>> Begin Information supplied

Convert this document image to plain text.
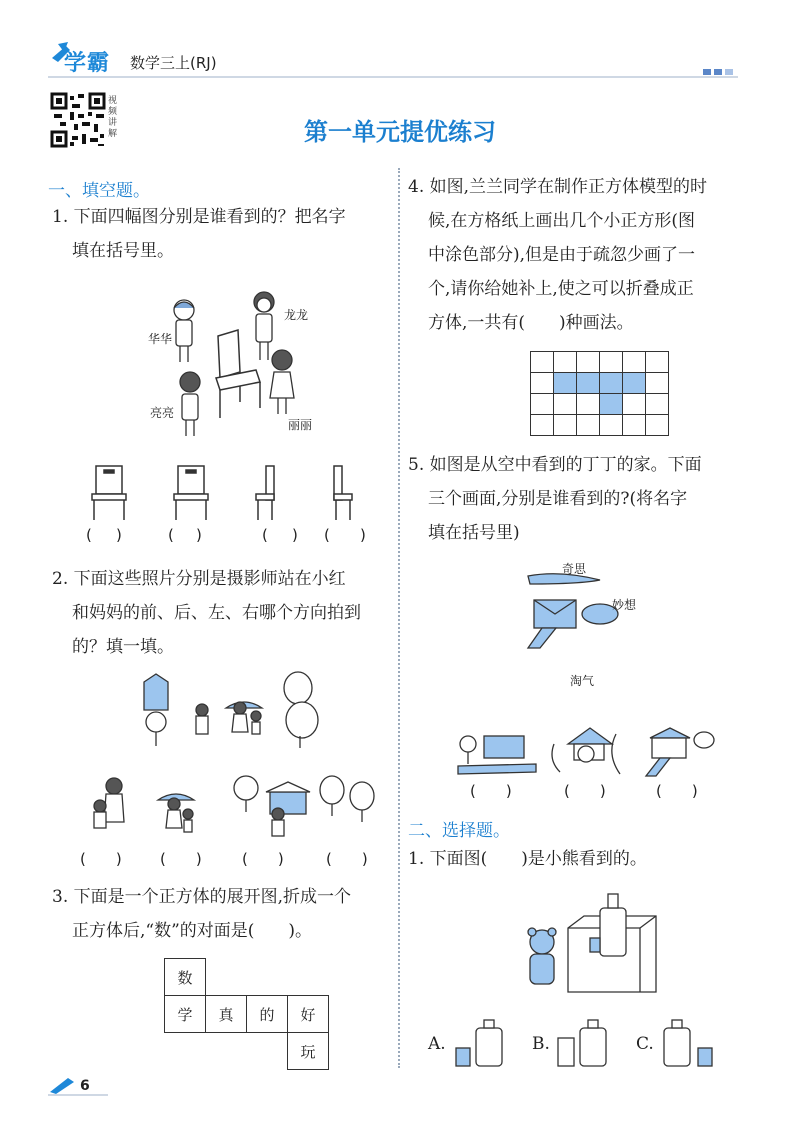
学霸 数学三上(RJ)
视频讲解	第一单元提优练习
一、填空题。
1. 下面四幅图分别是谁看到的？把名字
填在括号里。
华华
龙龙
亮亮
丽丽
( )	( )	( ) ( )
2. 下面这些照片分别是摄影师站在小红
和妈妈的前、后、左、右哪个方向拍到
的？填一填。
(　　)	(　　)	(　　)	(　　)
3. 下面是一个正方体的展开图,折成一个
正方体后,“数”的对面是(　　)。
数			
学	真	的	好
			玩
4. 如图,兰兰同学在制作正方体模型的时
候,在方格纸上画出几个小正方形(图
中涂色部分),但是由于疏忽少画了一
个,请你给她补上,使之可以折叠成正
方体,一共有(　　)种画法。

5. 如图是从空中看到的丁丁的家。下面
三个画面,分别是谁看到的?(将名字
填在括号里)
奇思
妙想
淘气
(　　)	(　　)	(　　)
二、选择题。
1. 下面图(　　)是小熊看到的。
A.	B.	C.
6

>> End Information supplied

## [What is needed]
Skip the pictures and print each record exactly as it stands.

## [Response to this task]
Convert this document image to plain text.
学霸 数学三上(RJ)
视频讲解	第一单元提优练习
一、填空题。
1. 下面四幅图分别是谁看到的？把名字
填在括号里。
华华
龙龙
亮亮
丽丽
( )	( )	( ) ( )
2. 下面这些照片分别是摄影师站在小红
和妈妈的前、后、左、右哪个方向拍到
的？填一填。
(　　)	(　　)	(　　)	(　　)
3. 下面是一个正方体的展开图,折成一个
正方体后,“数”的对面是(　　)。
数			
学	真	的	好
			玩
4. 如图,兰兰同学在制作正方体模型的时
候,在方格纸上画出几个小正方形(图
中涂色部分),但是由于疏忽少画了一
个,请你给她补上,使之可以折叠成正
方体,一共有(　　)种画法。

5. 如图是从空中看到的丁丁的家。下面
三个画面,分别是谁看到的?(将名字
填在括号里)
奇思
妙想
淘气
(　　)	(　　)	(　　)
二、选择题。
1. 下面图(　　)是小熊看到的。
A.	B.	C.
6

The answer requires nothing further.